Exercise prompt => Identify the lines that include the word "είναι", then copy all of them.
>> Begin Record excerpts
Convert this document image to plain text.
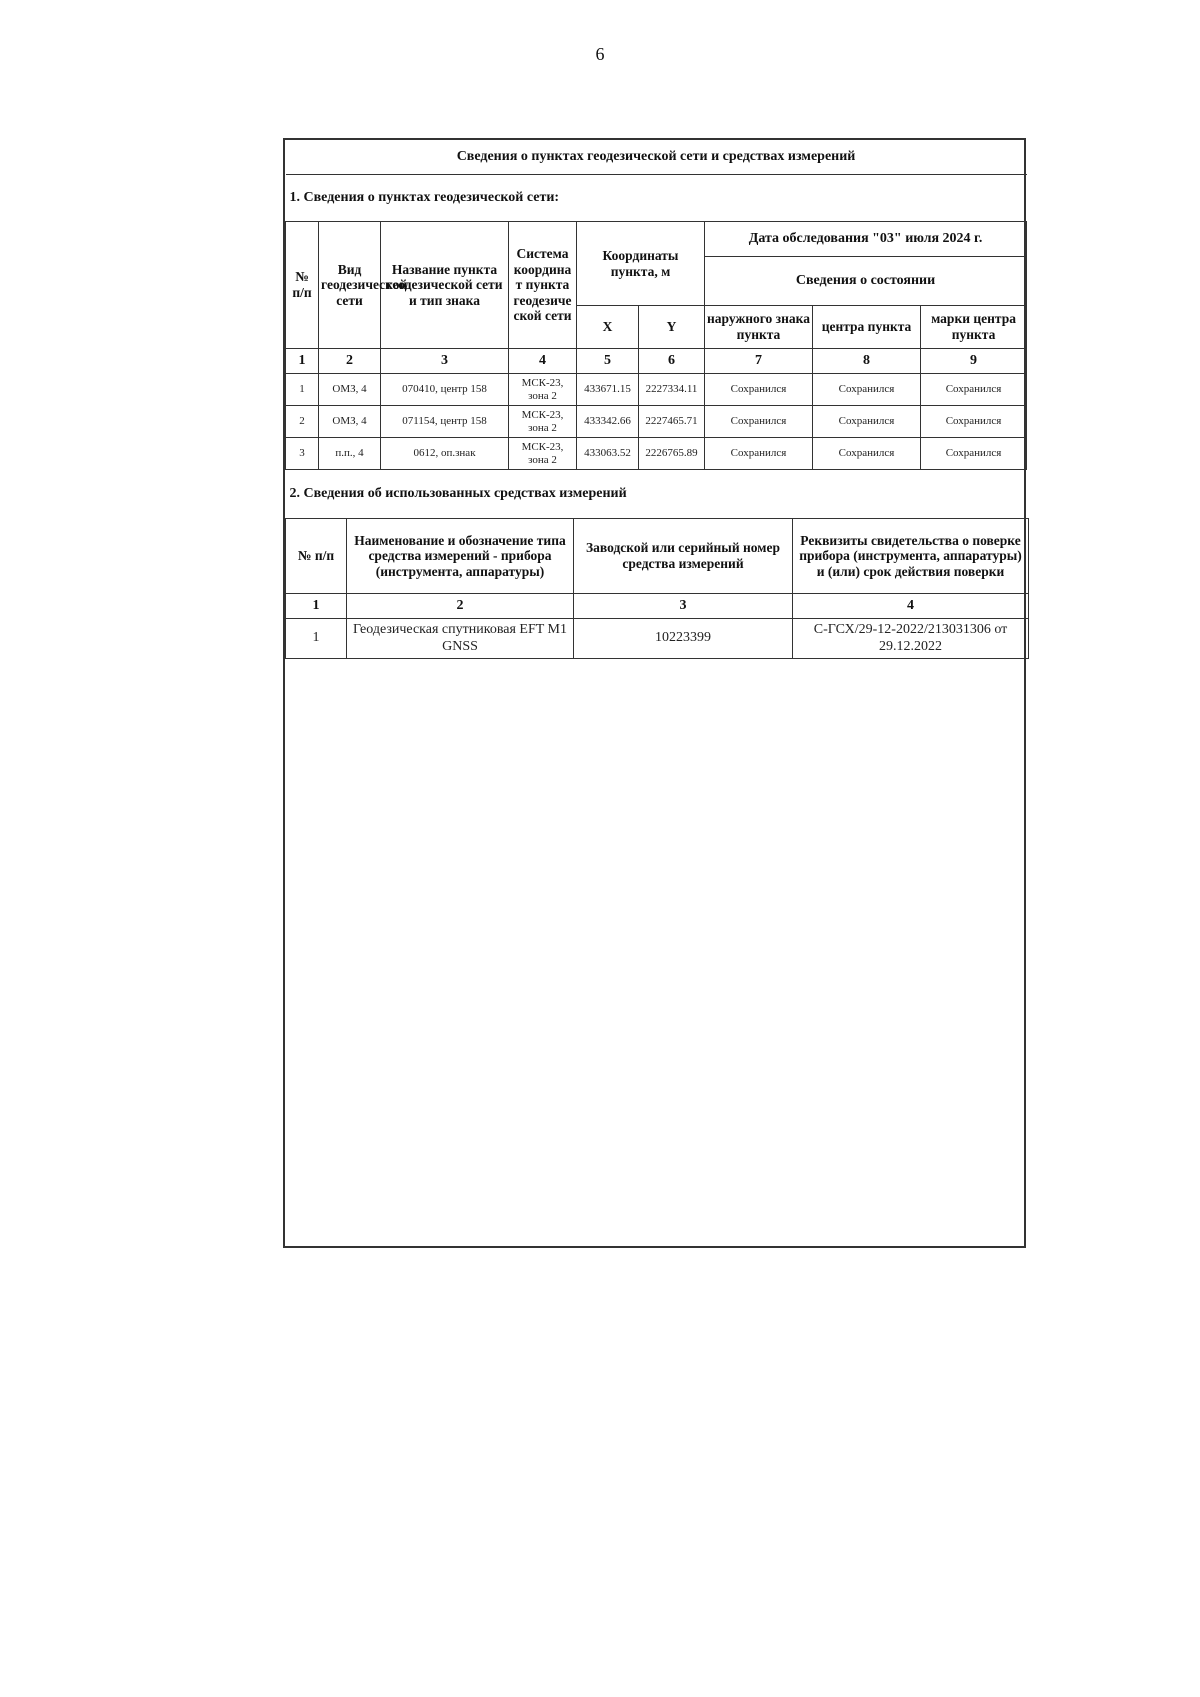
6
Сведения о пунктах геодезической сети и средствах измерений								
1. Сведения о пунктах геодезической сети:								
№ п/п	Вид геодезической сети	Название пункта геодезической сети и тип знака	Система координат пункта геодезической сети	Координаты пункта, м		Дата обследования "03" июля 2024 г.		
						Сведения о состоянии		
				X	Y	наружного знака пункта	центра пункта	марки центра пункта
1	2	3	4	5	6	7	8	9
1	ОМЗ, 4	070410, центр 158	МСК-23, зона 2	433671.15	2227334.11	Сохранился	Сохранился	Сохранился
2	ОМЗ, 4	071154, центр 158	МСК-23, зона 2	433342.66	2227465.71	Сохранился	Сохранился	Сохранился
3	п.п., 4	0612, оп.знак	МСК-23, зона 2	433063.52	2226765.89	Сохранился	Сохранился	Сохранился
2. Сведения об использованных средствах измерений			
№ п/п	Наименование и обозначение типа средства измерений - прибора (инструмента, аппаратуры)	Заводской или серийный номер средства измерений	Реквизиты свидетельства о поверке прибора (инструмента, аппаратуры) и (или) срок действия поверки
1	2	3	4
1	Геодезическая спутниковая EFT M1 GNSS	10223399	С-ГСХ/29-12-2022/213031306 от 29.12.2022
>> End Record excerpts
>> Begin Record excerpts
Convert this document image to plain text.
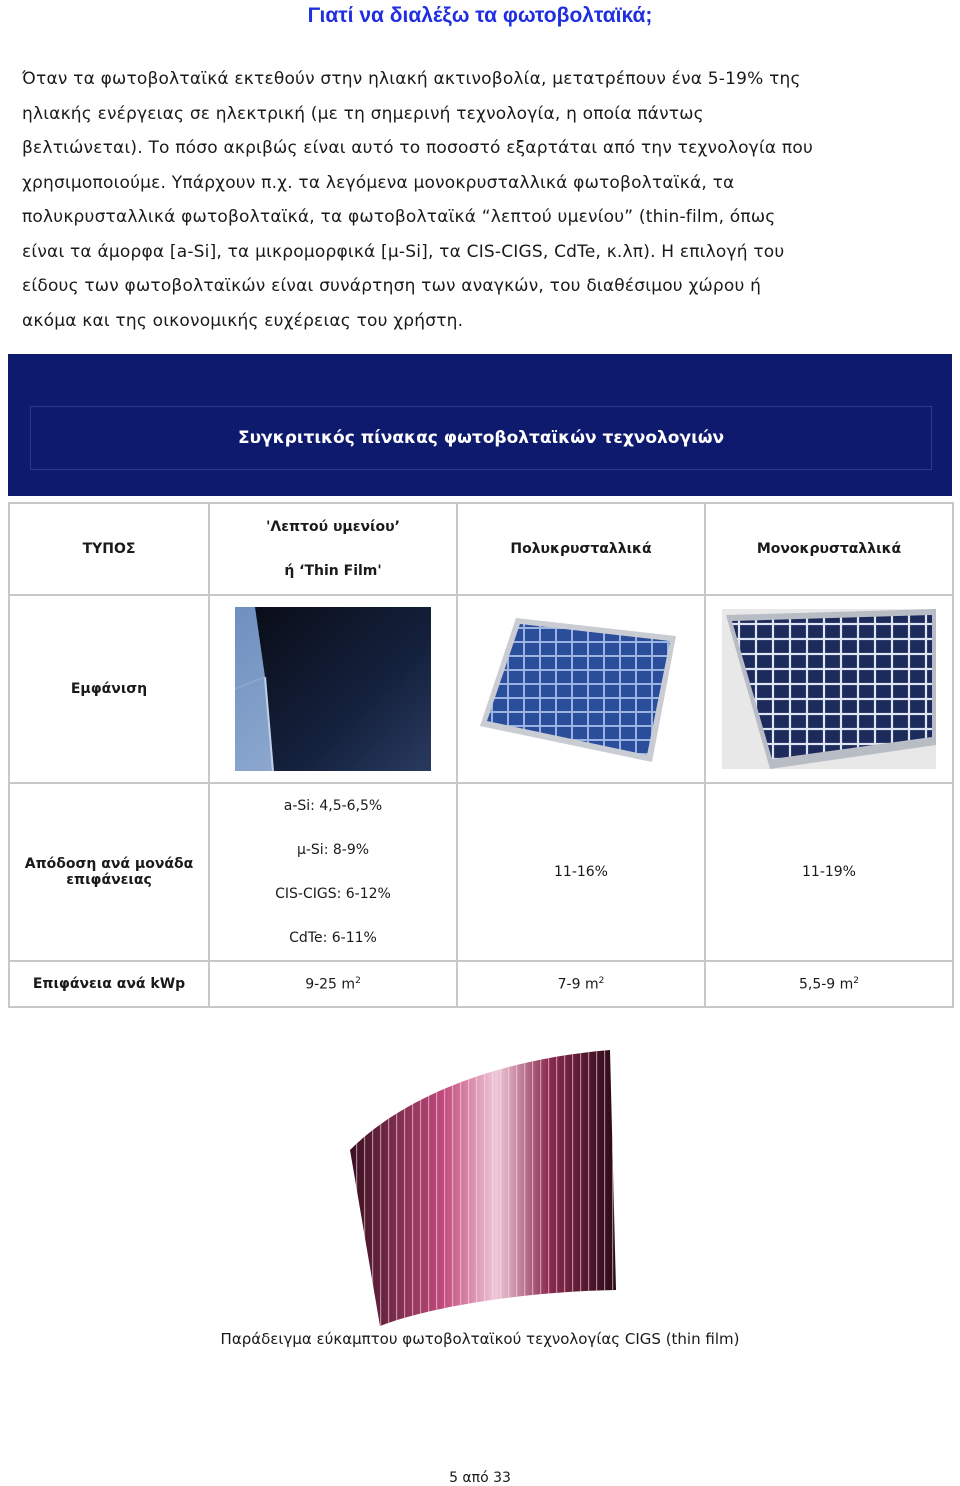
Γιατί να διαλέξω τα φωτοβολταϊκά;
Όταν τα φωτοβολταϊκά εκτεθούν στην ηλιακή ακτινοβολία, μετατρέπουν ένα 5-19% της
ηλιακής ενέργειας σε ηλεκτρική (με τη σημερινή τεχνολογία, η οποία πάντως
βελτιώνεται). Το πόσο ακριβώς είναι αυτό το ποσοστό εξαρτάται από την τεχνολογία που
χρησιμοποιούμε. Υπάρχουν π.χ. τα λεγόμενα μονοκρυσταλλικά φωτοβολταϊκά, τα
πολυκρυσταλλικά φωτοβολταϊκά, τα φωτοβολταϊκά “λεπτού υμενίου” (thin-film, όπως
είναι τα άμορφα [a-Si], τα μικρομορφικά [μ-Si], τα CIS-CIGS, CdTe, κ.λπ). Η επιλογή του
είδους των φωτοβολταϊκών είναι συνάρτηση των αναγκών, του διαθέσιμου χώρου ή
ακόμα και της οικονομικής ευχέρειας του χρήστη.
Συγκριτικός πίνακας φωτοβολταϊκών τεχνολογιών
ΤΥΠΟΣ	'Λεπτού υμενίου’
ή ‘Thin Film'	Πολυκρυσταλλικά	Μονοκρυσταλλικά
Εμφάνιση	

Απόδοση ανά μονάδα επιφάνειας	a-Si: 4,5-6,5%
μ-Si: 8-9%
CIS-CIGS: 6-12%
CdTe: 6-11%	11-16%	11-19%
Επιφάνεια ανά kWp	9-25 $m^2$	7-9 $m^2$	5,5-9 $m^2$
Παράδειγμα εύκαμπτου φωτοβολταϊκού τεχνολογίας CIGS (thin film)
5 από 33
>> End Record excerpts
Reply to the task =>
βελτιώνεται). Το πόσο ακριβώς είναι αυτό το ποσοστό εξαρτάται από την τεχνολογία που
είναι τα άμορφα [a-Si], τα μικρομορφικά [μ-Si], τα CIS-CIGS, CdTe, κ.λπ). Η επιλογή του
είδους των φωτοβολταϊκών είναι συνάρτηση των αναγκών, του διαθέσιμου χώρου ή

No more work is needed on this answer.